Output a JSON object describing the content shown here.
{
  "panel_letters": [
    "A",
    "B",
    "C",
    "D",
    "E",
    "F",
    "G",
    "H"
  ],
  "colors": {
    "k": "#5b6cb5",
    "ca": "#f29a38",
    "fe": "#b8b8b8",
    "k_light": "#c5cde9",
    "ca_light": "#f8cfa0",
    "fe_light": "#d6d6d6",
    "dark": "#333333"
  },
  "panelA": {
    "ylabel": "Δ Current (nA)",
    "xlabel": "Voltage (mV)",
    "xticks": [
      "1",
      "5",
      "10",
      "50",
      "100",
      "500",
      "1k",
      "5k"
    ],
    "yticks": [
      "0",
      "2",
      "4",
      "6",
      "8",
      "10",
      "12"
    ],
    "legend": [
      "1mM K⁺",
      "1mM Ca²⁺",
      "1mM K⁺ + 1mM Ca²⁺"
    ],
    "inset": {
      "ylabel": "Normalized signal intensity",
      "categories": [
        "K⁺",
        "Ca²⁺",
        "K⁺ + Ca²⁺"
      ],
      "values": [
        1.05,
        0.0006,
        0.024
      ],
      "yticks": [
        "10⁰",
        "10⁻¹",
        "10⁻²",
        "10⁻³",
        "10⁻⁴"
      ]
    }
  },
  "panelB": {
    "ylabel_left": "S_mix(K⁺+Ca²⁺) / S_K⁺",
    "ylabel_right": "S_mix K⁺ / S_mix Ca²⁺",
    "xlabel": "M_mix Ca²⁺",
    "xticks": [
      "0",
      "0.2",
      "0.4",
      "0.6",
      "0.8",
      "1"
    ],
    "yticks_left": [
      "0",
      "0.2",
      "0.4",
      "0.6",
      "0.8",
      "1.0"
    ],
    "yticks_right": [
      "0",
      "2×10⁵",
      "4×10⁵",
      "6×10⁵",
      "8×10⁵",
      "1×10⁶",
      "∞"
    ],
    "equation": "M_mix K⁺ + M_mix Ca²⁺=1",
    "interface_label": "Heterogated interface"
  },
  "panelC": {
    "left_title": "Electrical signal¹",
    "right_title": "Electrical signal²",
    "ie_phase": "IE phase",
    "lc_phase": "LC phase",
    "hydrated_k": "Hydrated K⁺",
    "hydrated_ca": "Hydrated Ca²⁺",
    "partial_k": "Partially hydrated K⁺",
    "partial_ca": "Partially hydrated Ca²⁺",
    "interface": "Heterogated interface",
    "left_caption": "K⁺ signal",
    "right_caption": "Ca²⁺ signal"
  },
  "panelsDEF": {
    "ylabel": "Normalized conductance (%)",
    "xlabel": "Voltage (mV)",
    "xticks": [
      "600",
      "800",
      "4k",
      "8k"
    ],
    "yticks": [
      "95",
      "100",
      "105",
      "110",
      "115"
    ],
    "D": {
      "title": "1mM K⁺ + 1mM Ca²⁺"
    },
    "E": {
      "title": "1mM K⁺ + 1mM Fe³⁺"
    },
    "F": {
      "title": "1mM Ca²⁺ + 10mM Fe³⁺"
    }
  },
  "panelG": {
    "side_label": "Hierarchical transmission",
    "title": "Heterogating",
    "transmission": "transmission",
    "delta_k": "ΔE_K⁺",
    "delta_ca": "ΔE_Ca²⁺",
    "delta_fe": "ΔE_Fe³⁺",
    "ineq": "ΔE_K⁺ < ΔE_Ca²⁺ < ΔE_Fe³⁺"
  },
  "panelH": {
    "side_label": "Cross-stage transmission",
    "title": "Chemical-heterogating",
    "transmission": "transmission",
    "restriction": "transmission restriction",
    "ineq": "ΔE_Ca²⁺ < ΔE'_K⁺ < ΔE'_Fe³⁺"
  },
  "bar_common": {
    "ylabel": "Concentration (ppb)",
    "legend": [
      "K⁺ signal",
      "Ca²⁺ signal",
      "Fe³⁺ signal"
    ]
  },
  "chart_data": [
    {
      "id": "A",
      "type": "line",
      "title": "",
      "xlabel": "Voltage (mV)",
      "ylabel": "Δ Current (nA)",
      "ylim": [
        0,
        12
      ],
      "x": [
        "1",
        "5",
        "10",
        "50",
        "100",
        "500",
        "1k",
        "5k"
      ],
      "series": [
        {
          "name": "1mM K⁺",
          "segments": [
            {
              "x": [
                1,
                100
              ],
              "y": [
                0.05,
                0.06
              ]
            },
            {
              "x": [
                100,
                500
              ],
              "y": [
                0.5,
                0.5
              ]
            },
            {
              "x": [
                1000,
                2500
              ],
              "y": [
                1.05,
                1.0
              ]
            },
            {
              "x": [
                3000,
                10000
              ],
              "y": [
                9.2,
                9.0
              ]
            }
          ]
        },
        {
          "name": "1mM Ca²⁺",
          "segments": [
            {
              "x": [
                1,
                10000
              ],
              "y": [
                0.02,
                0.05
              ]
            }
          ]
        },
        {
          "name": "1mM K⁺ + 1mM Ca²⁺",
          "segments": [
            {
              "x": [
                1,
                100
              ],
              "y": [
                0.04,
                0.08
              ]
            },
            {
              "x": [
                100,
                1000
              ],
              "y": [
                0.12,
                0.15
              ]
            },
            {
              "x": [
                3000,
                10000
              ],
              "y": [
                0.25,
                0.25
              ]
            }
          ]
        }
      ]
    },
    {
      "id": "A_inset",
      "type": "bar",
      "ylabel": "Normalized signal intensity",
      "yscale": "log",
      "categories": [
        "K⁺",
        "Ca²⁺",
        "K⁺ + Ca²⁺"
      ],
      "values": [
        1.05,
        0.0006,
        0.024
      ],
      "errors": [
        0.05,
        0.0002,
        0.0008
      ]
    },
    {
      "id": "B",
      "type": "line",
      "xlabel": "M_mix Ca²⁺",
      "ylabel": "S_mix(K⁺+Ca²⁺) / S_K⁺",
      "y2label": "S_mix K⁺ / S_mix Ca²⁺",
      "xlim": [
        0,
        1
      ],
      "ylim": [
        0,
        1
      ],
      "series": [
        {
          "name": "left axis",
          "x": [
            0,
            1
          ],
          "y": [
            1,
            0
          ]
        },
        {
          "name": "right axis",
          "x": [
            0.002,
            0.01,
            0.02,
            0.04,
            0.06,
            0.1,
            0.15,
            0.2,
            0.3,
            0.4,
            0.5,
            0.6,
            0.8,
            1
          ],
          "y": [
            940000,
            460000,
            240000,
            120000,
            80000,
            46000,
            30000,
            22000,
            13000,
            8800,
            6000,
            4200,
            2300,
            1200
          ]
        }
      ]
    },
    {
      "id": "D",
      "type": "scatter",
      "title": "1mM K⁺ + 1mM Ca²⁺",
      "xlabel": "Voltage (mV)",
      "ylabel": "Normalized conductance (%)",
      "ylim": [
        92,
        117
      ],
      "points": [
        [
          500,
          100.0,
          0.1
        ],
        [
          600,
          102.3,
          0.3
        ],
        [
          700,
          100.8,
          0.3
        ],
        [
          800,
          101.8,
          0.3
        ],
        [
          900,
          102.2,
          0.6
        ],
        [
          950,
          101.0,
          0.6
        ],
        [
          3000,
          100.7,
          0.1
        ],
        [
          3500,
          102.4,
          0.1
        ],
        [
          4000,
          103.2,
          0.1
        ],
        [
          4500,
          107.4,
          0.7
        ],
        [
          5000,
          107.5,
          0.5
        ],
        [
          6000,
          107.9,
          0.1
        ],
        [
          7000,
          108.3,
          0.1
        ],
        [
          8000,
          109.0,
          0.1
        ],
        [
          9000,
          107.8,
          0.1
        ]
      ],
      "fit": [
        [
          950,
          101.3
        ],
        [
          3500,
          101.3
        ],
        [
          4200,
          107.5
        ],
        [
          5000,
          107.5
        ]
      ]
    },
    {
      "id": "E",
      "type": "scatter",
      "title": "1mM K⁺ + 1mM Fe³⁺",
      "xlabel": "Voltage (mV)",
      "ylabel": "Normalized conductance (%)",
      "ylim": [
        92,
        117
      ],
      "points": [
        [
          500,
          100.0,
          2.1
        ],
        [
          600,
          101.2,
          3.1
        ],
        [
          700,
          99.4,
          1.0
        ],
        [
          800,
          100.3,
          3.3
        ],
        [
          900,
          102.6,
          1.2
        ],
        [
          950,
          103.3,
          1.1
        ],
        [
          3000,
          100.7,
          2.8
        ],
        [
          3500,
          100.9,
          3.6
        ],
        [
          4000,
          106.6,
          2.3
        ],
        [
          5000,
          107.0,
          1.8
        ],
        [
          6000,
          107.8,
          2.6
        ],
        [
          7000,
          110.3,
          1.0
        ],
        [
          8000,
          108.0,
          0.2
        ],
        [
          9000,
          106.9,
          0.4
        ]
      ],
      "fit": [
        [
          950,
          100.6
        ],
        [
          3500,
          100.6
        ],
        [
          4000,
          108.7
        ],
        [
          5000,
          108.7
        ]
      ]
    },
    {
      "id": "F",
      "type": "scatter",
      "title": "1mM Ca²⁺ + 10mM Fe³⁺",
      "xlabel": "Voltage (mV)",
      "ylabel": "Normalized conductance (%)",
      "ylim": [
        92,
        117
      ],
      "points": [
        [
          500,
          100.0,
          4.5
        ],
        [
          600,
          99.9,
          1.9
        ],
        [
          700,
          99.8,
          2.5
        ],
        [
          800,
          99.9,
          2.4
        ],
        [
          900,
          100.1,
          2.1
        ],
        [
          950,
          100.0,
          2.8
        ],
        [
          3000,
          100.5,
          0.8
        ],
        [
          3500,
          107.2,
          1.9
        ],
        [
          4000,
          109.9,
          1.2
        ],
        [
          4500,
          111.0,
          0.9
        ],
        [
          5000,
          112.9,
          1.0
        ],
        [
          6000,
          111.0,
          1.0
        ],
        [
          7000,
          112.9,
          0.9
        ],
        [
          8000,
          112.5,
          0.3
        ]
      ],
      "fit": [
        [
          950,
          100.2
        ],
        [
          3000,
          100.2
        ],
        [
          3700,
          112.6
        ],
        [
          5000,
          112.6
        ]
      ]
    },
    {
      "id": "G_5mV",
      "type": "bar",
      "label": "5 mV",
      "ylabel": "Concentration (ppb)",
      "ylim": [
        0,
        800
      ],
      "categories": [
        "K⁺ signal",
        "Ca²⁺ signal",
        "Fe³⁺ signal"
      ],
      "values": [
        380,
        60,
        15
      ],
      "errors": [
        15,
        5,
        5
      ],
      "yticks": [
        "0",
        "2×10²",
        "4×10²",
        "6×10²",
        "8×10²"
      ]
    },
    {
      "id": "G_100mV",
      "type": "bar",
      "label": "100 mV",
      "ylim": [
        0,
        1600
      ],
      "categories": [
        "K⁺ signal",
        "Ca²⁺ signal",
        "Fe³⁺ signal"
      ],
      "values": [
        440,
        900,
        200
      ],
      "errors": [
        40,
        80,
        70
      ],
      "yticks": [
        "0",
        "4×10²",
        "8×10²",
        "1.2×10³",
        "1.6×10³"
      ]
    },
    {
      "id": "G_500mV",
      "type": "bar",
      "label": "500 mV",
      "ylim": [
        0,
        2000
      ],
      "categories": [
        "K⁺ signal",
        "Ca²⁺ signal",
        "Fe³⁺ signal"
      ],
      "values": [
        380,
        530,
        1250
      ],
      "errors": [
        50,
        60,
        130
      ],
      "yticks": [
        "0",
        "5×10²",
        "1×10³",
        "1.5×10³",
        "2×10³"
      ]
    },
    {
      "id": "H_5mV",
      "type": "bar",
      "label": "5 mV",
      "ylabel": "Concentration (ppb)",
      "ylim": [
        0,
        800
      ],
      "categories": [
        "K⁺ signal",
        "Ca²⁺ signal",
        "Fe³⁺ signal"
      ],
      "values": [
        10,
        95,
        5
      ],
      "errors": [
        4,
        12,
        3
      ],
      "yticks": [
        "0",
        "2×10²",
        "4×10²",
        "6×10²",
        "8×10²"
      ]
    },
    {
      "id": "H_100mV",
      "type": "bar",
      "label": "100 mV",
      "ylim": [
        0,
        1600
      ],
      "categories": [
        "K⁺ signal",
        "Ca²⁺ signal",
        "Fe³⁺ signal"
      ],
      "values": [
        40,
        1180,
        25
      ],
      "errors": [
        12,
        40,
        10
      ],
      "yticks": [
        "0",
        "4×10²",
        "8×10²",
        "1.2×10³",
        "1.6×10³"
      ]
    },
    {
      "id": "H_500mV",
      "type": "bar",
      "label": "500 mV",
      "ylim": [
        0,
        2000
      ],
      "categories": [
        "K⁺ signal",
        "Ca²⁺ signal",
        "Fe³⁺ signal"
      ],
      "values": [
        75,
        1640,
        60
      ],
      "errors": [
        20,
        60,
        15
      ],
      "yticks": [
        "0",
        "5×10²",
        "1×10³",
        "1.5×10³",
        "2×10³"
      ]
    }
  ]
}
◇ ◇ ◇ ◇ ◇ ◇ ◇
Look through the data above. Each line containing the word "Electrical" needs to be copied.

* **Correct response**:
    "left_title": "Electrical signal¹",
    "right_title": "Electrical signal²",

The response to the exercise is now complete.